* Records for the task:
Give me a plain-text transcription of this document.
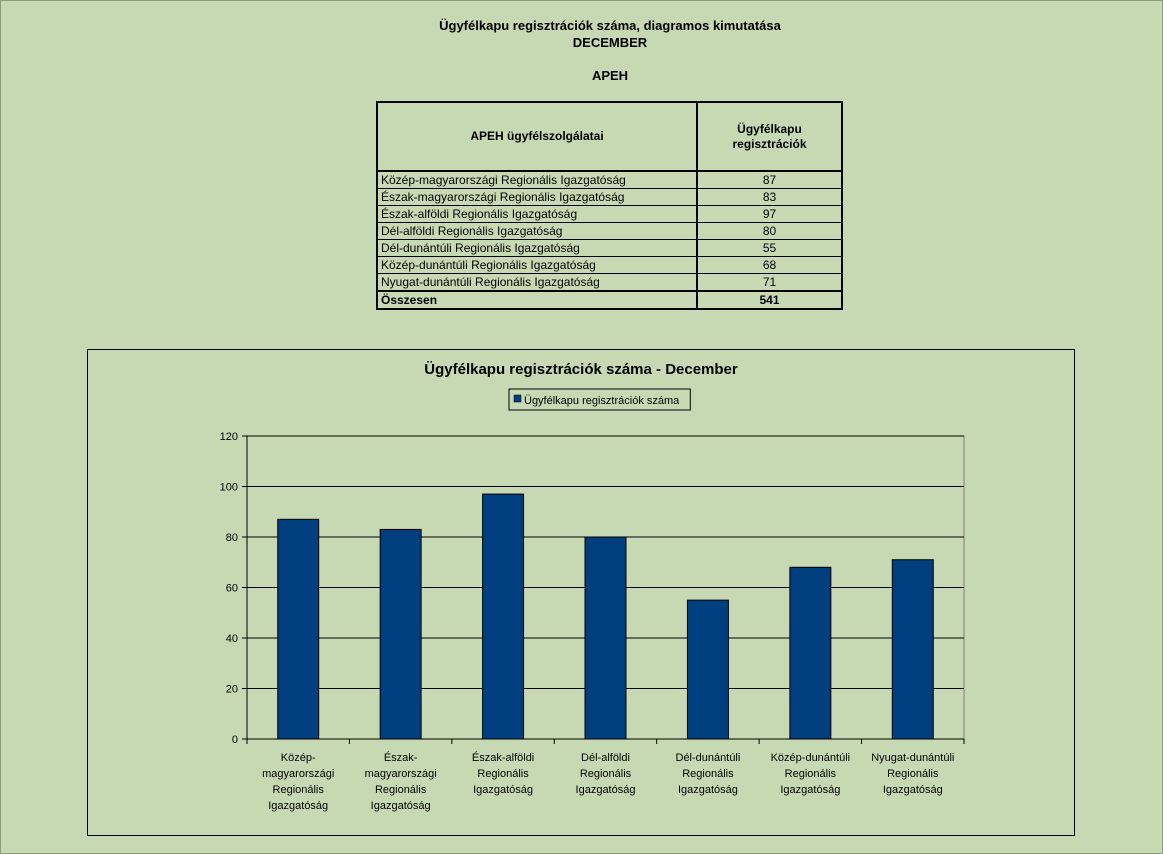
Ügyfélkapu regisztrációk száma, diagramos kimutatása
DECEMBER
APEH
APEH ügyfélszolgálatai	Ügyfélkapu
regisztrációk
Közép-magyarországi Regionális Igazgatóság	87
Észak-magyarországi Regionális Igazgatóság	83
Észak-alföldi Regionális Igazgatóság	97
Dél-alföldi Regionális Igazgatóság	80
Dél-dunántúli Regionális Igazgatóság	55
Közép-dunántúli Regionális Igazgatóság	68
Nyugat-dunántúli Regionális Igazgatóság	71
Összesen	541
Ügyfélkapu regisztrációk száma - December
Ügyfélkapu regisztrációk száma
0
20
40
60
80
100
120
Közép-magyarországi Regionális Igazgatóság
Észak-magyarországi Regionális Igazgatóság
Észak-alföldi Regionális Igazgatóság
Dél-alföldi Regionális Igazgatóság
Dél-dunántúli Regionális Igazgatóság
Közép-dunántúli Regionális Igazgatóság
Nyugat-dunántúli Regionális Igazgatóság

* Work to be completed:
Go through the entries above and output them exactly, without pictures.

* Problem solution:
Give me a plain-text transcription of this document.
Ügyfélkapu regisztrációk száma, diagramos kimutatása
DECEMBER
APEH
APEH ügyfélszolgálatai	Ügyfélkapu
regisztrációk
Közép-magyarországi Regionális Igazgatóság	87
Észak-magyarországi Regionális Igazgatóság	83
Észak-alföldi Regionális Igazgatóság	97
Dél-alföldi Regionális Igazgatóság	80
Dél-dunántúli Regionális Igazgatóság	55
Közép-dunántúli Regionális Igazgatóság	68
Nyugat-dunántúli Regionális Igazgatóság	71
Összesen	541
Ügyfélkapu regisztrációk száma - December
Ügyfélkapu regisztrációk száma
0
20
40
60
80
100
120
Közép-magyarországi Regionális Igazgatóság
Észak-magyarországi Regionális Igazgatóság
Észak-alföldi Regionális Igazgatóság
Dél-alföldi Regionális Igazgatóság
Dél-dunántúli Regionális Igazgatóság
Közép-dunántúli Regionális Igazgatóság
Nyugat-dunántúli Regionális Igazgatóság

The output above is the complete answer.